■ EXERCISE INSTRUCTIONS ■
Print the whole listing exactly.

──────── GIVEN DATA

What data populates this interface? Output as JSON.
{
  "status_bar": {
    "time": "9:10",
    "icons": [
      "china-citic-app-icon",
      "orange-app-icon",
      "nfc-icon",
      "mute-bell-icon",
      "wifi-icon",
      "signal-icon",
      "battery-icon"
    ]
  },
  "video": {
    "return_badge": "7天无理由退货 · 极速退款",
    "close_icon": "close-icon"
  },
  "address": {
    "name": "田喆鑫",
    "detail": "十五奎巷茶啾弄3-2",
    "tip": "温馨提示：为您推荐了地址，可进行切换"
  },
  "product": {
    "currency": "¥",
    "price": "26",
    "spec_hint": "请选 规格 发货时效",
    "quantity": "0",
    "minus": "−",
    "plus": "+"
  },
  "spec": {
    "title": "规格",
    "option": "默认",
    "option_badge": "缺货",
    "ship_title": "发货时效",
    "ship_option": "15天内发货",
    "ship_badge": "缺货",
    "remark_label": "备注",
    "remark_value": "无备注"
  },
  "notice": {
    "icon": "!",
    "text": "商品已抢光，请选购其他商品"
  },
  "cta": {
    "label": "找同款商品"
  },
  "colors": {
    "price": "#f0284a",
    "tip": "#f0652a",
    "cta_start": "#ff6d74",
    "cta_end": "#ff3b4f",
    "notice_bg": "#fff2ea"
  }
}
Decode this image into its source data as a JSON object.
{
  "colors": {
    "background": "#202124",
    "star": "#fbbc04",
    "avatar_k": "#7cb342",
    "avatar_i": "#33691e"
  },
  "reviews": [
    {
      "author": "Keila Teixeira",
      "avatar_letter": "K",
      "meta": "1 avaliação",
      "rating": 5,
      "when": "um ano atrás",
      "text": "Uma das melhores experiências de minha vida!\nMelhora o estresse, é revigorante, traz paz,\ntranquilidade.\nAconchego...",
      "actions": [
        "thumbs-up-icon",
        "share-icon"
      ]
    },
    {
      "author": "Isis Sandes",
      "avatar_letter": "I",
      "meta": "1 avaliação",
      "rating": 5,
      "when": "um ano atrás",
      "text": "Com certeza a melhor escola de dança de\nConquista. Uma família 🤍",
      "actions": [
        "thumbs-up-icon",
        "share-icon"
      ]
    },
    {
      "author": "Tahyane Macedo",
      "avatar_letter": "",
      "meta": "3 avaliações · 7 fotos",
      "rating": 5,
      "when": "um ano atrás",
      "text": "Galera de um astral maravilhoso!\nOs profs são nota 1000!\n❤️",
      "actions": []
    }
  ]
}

────────────────

■ EXERCISE OUTPUT ■
What data populates this interface? Output as JSON.
{
  "status_bar": {
    "time": "9:10",
    "icons": [
      "china-citic-app-icon",
      "orange-app-icon",
      "nfc-icon",
      "mute-bell-icon",
      "wifi-icon",
      "signal-icon",
      "battery-icon"
    ]
  },
  "video": {
    "return_badge": "7天无理由退货 · 极速退款",
    "close_icon": "close-icon"
  },
  "address": {
    "name": "田喆鑫",
    "detail": "十五奎巷茶啾弄3-2",
    "tip": "温馨提示：为您推荐了地址，可进行切换"
  },
  "product": {
    "currency": "¥",
    "price": "26",
    "spec_hint": "请选 规格 发货时效",
    "quantity": "0",
    "minus": "−",
    "plus": "+"
  },
  "spec": {
    "title": "规格",
    "option": "默认",
    "option_badge": "缺货",
    "ship_title": "发货时效",
    "ship_option": "15天内发货",
    "ship_badge": "缺货",
    "remark_label": "备注",
    "remark_value": "无备注"
  },
  "notice": {
    "icon": "!",
    "text": "商品已抢光，请选购其他商品"
  },
  "cta": {
    "label": "找同款商品"
  },
  "colors": {
    "price": "#f0284a",
    "tip": "#f0652a",
    "cta_start": "#ff6d74",
    "cta_end": "#ff3b4f",
    "notice_bg": "#fff2ea"
  }
}
Decode this image into its source data as a JSON object.
{
  "colors": {
    "background": "#202124",
    "star": "#fbbc04",
    "avatar_k": "#7cb342",
    "avatar_i": "#33691e"
  },
  "reviews": [
    {
      "author": "Keila Teixeira",
      "avatar_letter": "K",
      "meta": "1 avaliação",
      "rating": 5,
      "when": "um ano atrás",
      "text": "Uma das melhores experiências de minha vida!\nMelhora o estresse, é revigorante, traz paz,\ntranquilidade.\nAconchego...",
      "actions": [
        "thumbs-up-icon",
        "share-icon"
      ]
    },
    {
      "author": "Isis Sandes",
      "avatar_letter": "I",
      "meta": "1 avaliação",
      "rating": 5,
      "when": "um ano atrás",
      "text": "Com certeza a melhor escola de dança de\nConquista. Uma família 🤍",
      "actions": [
        "thumbs-up-icon",
        "share-icon"
      ]
    },
    {
      "author": "Tahyane Macedo",
      "avatar_letter": "",
      "meta": "3 avaliações · 7 fotos",
      "rating": 5,
      "when": "um ano atrás",
      "text": "Galera de um astral maravilhoso!\nOs profs são nota 1000!\n❤️",
      "actions": []
    }
  ]
}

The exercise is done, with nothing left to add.